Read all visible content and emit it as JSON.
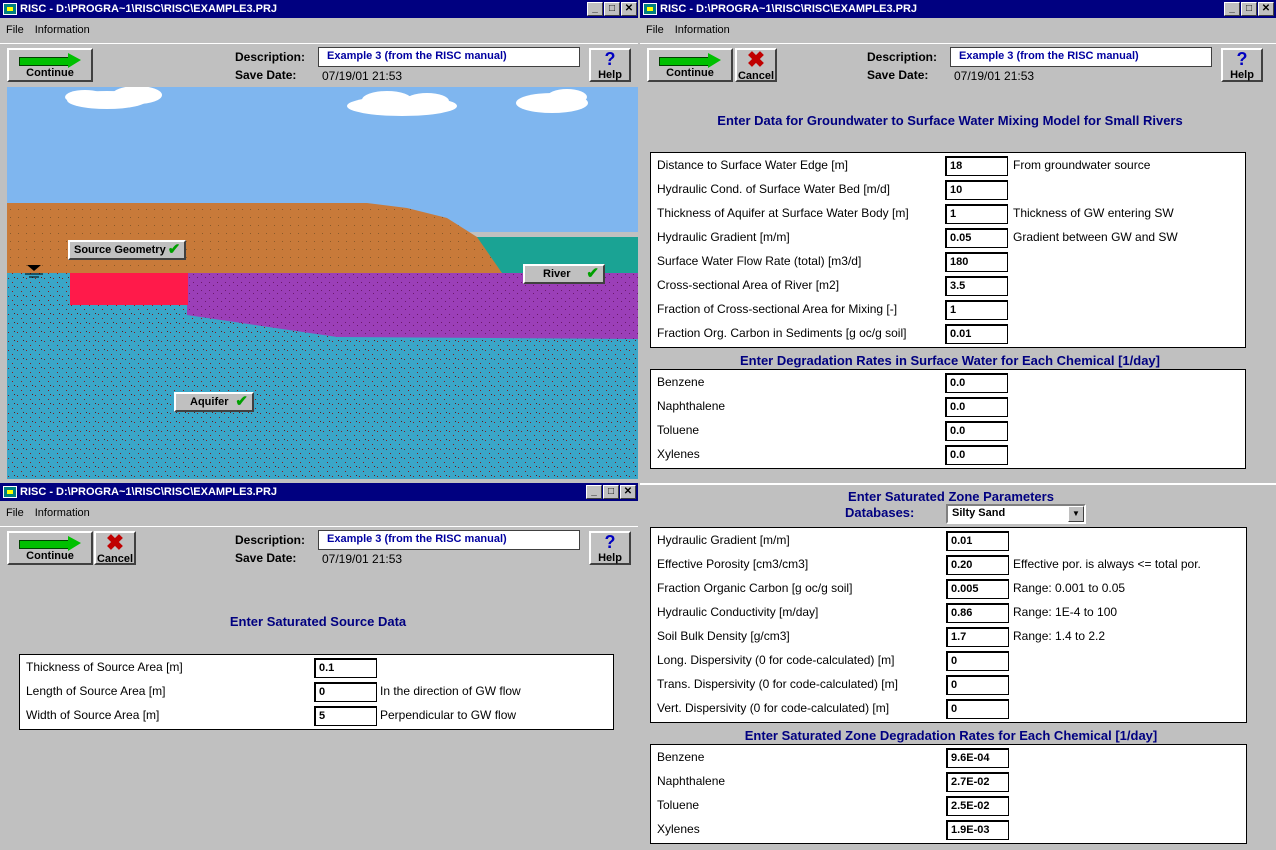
{
  "common": {
    "menu_file": "File",
    "menu_info": "Information",
    "continue": "Continue",
    "cancel": "Cancel",
    "help": "Help",
    "desc_label": "Description:",
    "save_label": "Save Date:",
    "minimize": "_",
    "maximize": "□",
    "close": "✕",
    "check": "✔",
    "x": "✖",
    "q": "?"
  },
  "windows": {
    "tl": {
      "title": "RISC - D:\\PROGRA~1\\RISC\\RISC\\EXAMPLE3.PRJ",
      "description": "Example 3 (from the RISC manual)",
      "save_date": "07/19/01  21:53"
    },
    "tr": {
      "title": "RISC - D:\\PROGRA~1\\RISC\\RISC\\EXAMPLE3.PRJ",
      "description": "Example 3 (from the RISC manual)",
      "save_date": "07/19/01  21:53"
    },
    "bl": {
      "title": "RISC - D:\\PROGRA~1\\RISC\\RISC\\EXAMPLE3.PRJ",
      "description": "Example 3 (from the RISC manual)",
      "save_date": "07/19/01  21:53"
    }
  },
  "scene": {
    "source_geometry": "Source Geometry",
    "river": "River",
    "aquifer": "Aquifer"
  },
  "mixing": {
    "heading": "Enter Data for Groundwater to Surface Water Mixing Model for Small Rivers",
    "rows": [
      {
        "label": "Distance to Surface Water Edge [m]",
        "value": "18",
        "note": "From groundwater source"
      },
      {
        "label": "Hydraulic Cond. of Surface Water Bed [m/d]",
        "value": "10",
        "note": ""
      },
      {
        "label": "Thickness of Aquifer at Surface Water Body [m]",
        "value": "1",
        "note": "Thickness of GW entering SW"
      },
      {
        "label": "Hydraulic Gradient [m/m]",
        "value": "0.05",
        "note": "Gradient between GW and SW"
      },
      {
        "label": "Surface Water Flow Rate (total) [m3/d]",
        "value": "180",
        "note": ""
      },
      {
        "label": "Cross-sectional Area of River [m2]",
        "value": "3.5",
        "note": ""
      },
      {
        "label": "Fraction of Cross-sectional Area for Mixing [-]",
        "value": "1",
        "note": ""
      },
      {
        "label": "Fraction Org. Carbon in Sediments [g oc/g soil]",
        "value": "0.01",
        "note": ""
      }
    ],
    "deg_heading": "Enter Degradation Rates in Surface Water for Each Chemical [1/day]",
    "deg_rows": [
      {
        "label": "Benzene",
        "value": "0.0"
      },
      {
        "label": "Naphthalene",
        "value": "0.0"
      },
      {
        "label": "Toluene",
        "value": "0.0"
      },
      {
        "label": "Xylenes",
        "value": "0.0"
      }
    ]
  },
  "source": {
    "heading": "Enter Saturated Source Data",
    "rows": [
      {
        "label": "Thickness of Source Area [m]",
        "value": "0.1",
        "note": ""
      },
      {
        "label": "Length of Source Area [m]",
        "value": "0",
        "note": "In the direction of GW flow"
      },
      {
        "label": "Width of Source Area [m]",
        "value": "5",
        "note": "Perpendicular to GW flow"
      }
    ]
  },
  "saturated": {
    "heading": "Enter Saturated Zone Parameters",
    "db_label": "Databases:",
    "db_value": "Silty Sand",
    "db_arrow": "▼",
    "rows": [
      {
        "label": "Hydraulic Gradient [m/m]",
        "value": "0.01",
        "note": ""
      },
      {
        "label": "Effective Porosity [cm3/cm3]",
        "value": "0.20",
        "note": "Effective por. is always <= total por."
      },
      {
        "label": "Fraction Organic Carbon [g oc/g soil]",
        "value": "0.005",
        "note": "Range: 0.001 to 0.05"
      },
      {
        "label": "Hydraulic Conductivity [m/day]",
        "value": "0.86",
        "note": "Range:  1E-4 to 100"
      },
      {
        "label": "Soil Bulk Density [g/cm3]",
        "value": "1.7",
        "note": "Range:  1.4 to 2.2"
      },
      {
        "label": "Long. Dispersivity (0 for code-calculated) [m]",
        "value": "0",
        "note": ""
      },
      {
        "label": "Trans. Dispersivity (0 for code-calculated) [m]",
        "value": "0",
        "note": ""
      },
      {
        "label": "Vert. Dispersivity (0 for code-calculated) [m]",
        "value": "0",
        "note": ""
      }
    ],
    "deg_heading": "Enter Saturated Zone Degradation Rates for Each Chemical [1/day]",
    "deg_rows": [
      {
        "label": "Benzene",
        "value": "9.6E-04"
      },
      {
        "label": "Naphthalene",
        "value": "2.7E-02"
      },
      {
        "label": "Toluene",
        "value": "2.5E-02"
      },
      {
        "label": "Xylenes",
        "value": "1.9E-03"
      }
    ]
  }
}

----

#### Task:
Each record above should be copied character for character, with pictures dropped.

#### The completed task:
Read all visible content and emit it as JSON.
{
  "common": {
    "menu_file": "File",
    "menu_info": "Information",
    "continue": "Continue",
    "cancel": "Cancel",
    "help": "Help",
    "desc_label": "Description:",
    "save_label": "Save Date:",
    "minimize": "_",
    "maximize": "□",
    "close": "✕",
    "check": "✔",
    "x": "✖",
    "q": "?"
  },
  "windows": {
    "tl": {
      "title": "RISC - D:\\PROGRA~1\\RISC\\RISC\\EXAMPLE3.PRJ",
      "description": "Example 3 (from the RISC manual)",
      "save_date": "07/19/01  21:53"
    },
    "tr": {
      "title": "RISC - D:\\PROGRA~1\\RISC\\RISC\\EXAMPLE3.PRJ",
      "description": "Example 3 (from the RISC manual)",
      "save_date": "07/19/01  21:53"
    },
    "bl": {
      "title": "RISC - D:\\PROGRA~1\\RISC\\RISC\\EXAMPLE3.PRJ",
      "description": "Example 3 (from the RISC manual)",
      "save_date": "07/19/01  21:53"
    }
  },
  "scene": {
    "source_geometry": "Source Geometry",
    "river": "River",
    "aquifer": "Aquifer"
  },
  "mixing": {
    "heading": "Enter Data for Groundwater to Surface Water Mixing Model for Small Rivers",
    "rows": [
      {
        "label": "Distance to Surface Water Edge [m]",
        "value": "18",
        "note": "From groundwater source"
      },
      {
        "label": "Hydraulic Cond. of Surface Water Bed [m/d]",
        "value": "10",
        "note": ""
      },
      {
        "label": "Thickness of Aquifer at Surface Water Body [m]",
        "value": "1",
        "note": "Thickness of GW entering SW"
      },
      {
        "label": "Hydraulic Gradient [m/m]",
        "value": "0.05",
        "note": "Gradient between GW and SW"
      },
      {
        "label": "Surface Water Flow Rate (total) [m3/d]",
        "value": "180",
        "note": ""
      },
      {
        "label": "Cross-sectional Area of River [m2]",
        "value": "3.5",
        "note": ""
      },
      {
        "label": "Fraction of Cross-sectional Area for Mixing [-]",
        "value": "1",
        "note": ""
      },
      {
        "label": "Fraction Org. Carbon in Sediments [g oc/g soil]",
        "value": "0.01",
        "note": ""
      }
    ],
    "deg_heading": "Enter Degradation Rates in Surface Water for Each Chemical [1/day]",
    "deg_rows": [
      {
        "label": "Benzene",
        "value": "0.0"
      },
      {
        "label": "Naphthalene",
        "value": "0.0"
      },
      {
        "label": "Toluene",
        "value": "0.0"
      },
      {
        "label": "Xylenes",
        "value": "0.0"
      }
    ]
  },
  "source": {
    "heading": "Enter Saturated Source Data",
    "rows": [
      {
        "label": "Thickness of Source Area [m]",
        "value": "0.1",
        "note": ""
      },
      {
        "label": "Length of Source Area [m]",
        "value": "0",
        "note": "In the direction of GW flow"
      },
      {
        "label": "Width of Source Area [m]",
        "value": "5",
        "note": "Perpendicular to GW flow"
      }
    ]
  },
  "saturated": {
    "heading": "Enter Saturated Zone Parameters",
    "db_label": "Databases:",
    "db_value": "Silty Sand",
    "db_arrow": "▼",
    "rows": [
      {
        "label": "Hydraulic Gradient [m/m]",
        "value": "0.01",
        "note": ""
      },
      {
        "label": "Effective Porosity [cm3/cm3]",
        "value": "0.20",
        "note": "Effective por. is always <= total por."
      },
      {
        "label": "Fraction Organic Carbon [g oc/g soil]",
        "value": "0.005",
        "note": "Range: 0.001 to 0.05"
      },
      {
        "label": "Hydraulic Conductivity [m/day]",
        "value": "0.86",
        "note": "Range:  1E-4 to 100"
      },
      {
        "label": "Soil Bulk Density [g/cm3]",
        "value": "1.7",
        "note": "Range:  1.4 to 2.2"
      },
      {
        "label": "Long. Dispersivity (0 for code-calculated) [m]",
        "value": "0",
        "note": ""
      },
      {
        "label": "Trans. Dispersivity (0 for code-calculated) [m]",
        "value": "0",
        "note": ""
      },
      {
        "label": "Vert. Dispersivity (0 for code-calculated) [m]",
        "value": "0",
        "note": ""
      }
    ],
    "deg_heading": "Enter Saturated Zone Degradation Rates for Each Chemical [1/day]",
    "deg_rows": [
      {
        "label": "Benzene",
        "value": "9.6E-04"
      },
      {
        "label": "Naphthalene",
        "value": "2.7E-02"
      },
      {
        "label": "Toluene",
        "value": "2.5E-02"
      },
      {
        "label": "Xylenes",
        "value": "1.9E-03"
      }
    ]
  }
}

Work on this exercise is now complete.